OBJECTIF: Indiquez, s'il vous plaît, combien de lignes des entrées ci-dessous contiennent la chaîne « Keyboard ». Donnez uniquement ce nombre.

Entrées d'un jeu de données
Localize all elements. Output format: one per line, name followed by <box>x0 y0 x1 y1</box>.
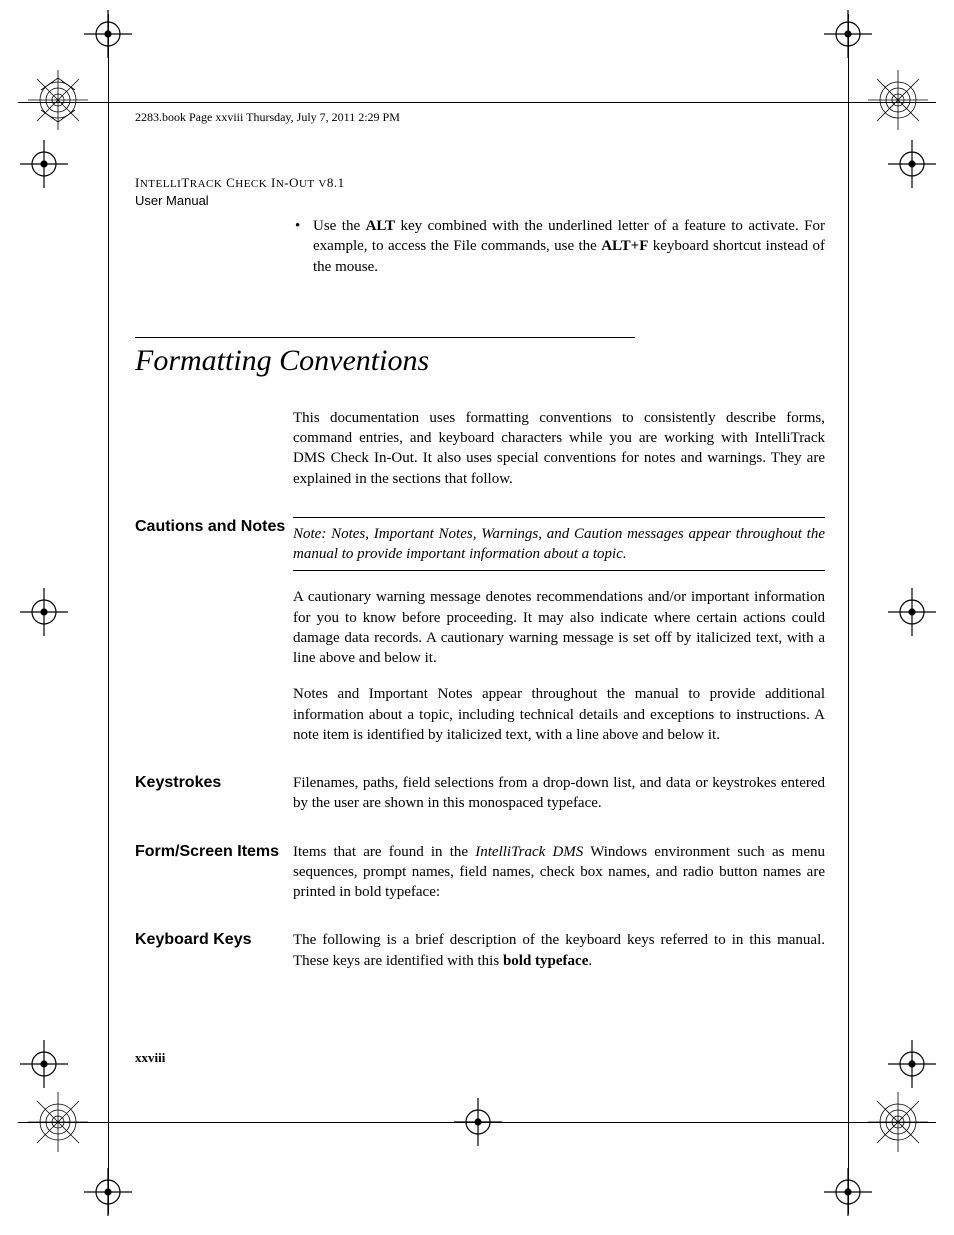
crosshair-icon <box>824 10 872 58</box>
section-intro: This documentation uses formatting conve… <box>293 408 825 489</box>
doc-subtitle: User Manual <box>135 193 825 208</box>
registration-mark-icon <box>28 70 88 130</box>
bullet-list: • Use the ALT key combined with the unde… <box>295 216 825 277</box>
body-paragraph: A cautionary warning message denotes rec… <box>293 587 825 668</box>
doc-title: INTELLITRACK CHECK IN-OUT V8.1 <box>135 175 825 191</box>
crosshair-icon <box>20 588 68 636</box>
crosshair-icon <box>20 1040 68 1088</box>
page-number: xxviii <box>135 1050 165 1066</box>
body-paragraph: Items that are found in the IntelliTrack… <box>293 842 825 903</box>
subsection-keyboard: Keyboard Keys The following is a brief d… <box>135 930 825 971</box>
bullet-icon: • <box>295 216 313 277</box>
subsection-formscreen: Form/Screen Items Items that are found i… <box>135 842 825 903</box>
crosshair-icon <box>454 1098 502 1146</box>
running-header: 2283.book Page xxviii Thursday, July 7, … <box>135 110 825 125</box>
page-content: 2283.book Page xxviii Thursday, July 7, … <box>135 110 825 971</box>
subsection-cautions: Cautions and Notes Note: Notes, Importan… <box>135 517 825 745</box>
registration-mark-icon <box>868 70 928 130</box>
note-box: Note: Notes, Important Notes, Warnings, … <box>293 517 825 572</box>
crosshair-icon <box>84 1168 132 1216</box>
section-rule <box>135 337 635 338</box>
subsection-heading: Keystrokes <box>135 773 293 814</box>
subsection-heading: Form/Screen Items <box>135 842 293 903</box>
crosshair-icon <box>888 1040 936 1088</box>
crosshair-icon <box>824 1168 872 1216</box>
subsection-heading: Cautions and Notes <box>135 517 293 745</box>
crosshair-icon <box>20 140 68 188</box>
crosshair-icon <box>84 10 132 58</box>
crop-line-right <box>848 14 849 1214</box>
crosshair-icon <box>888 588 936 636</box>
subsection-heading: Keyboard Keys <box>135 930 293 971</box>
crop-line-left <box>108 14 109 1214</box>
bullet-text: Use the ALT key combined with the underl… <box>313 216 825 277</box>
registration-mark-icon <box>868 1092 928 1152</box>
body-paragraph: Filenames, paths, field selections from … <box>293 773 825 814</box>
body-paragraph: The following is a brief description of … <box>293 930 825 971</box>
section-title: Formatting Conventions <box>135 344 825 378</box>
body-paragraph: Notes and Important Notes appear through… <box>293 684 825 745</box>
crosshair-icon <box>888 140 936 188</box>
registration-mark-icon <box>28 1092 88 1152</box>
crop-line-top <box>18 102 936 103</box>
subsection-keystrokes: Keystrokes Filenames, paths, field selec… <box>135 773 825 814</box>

CORRIGÉ: 2